# EXERCISE REQUIREMENTS
Pictures stay out of the copy; set down each line of the listing below exactly.

======== RECORD EXTRACTS ========

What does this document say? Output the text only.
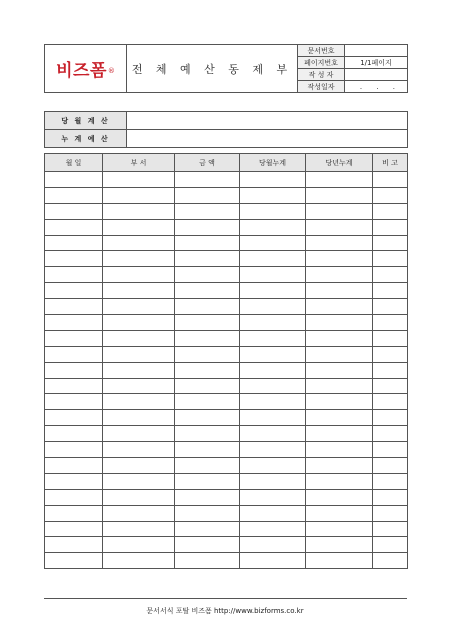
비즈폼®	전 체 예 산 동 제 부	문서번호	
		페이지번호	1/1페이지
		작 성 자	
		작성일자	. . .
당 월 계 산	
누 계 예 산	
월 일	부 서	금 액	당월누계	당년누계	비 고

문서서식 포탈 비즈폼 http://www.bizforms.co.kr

========

# SOLUTION TO THIS EXERCISE
What does this document say? Output the text only.
비즈폼®	전 체 예 산 동 제 부	문서번호	
		페이지번호	1/1페이지
		작 성 자	
		작성일자	. . .
당 월 계 산	
누 계 예 산	
월 일	부 서	금 액	당월누계	당년누계	비 고

문서서식 포탈 비즈폼 http://www.bizforms.co.kr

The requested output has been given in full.